=== To be done ===
How many of the lines below include "chevron"? Give the number and no other words.
◆ ◆ ◆
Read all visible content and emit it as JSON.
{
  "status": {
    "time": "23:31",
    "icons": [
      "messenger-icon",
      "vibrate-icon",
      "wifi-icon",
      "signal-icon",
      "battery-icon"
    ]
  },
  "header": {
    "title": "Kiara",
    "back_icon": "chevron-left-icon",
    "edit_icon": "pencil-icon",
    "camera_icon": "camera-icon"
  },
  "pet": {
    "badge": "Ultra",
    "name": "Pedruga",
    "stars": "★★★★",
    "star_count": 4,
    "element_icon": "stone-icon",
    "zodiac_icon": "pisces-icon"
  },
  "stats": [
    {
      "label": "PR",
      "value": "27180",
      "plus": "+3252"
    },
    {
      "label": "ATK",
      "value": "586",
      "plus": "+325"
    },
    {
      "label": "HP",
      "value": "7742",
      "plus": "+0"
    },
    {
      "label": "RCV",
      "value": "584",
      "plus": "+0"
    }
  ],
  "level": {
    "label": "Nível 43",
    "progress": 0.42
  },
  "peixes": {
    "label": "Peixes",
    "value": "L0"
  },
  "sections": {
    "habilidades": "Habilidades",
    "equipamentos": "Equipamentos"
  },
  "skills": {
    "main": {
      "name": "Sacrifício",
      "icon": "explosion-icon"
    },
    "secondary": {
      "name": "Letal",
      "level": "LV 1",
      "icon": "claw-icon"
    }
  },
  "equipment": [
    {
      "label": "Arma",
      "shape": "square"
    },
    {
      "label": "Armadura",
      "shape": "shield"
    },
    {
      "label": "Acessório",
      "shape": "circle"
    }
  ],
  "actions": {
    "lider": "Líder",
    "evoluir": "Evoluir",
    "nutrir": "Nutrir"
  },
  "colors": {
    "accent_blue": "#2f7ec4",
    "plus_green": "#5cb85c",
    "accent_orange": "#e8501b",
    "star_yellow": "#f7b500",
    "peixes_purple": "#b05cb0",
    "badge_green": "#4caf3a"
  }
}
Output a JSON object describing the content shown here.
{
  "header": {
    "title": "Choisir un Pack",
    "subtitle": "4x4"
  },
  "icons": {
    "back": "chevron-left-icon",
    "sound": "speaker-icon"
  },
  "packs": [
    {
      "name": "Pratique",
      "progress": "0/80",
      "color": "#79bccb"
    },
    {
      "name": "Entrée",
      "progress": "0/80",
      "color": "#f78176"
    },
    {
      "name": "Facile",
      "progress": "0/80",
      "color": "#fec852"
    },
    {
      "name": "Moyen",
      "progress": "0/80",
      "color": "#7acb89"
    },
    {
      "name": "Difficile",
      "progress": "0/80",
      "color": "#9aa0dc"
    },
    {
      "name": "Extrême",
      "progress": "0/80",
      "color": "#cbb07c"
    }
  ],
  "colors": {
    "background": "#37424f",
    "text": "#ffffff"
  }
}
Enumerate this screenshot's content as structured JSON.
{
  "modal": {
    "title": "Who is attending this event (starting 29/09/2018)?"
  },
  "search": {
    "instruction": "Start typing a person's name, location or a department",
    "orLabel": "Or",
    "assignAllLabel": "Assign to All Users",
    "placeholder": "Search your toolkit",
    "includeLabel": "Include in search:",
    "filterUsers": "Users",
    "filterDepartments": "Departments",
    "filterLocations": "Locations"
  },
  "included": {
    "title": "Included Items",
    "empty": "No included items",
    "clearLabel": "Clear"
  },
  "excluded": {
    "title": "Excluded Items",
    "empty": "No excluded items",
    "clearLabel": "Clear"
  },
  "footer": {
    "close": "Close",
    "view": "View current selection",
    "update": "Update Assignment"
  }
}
◆ ◆ ◆
=== Completed exercise ===
2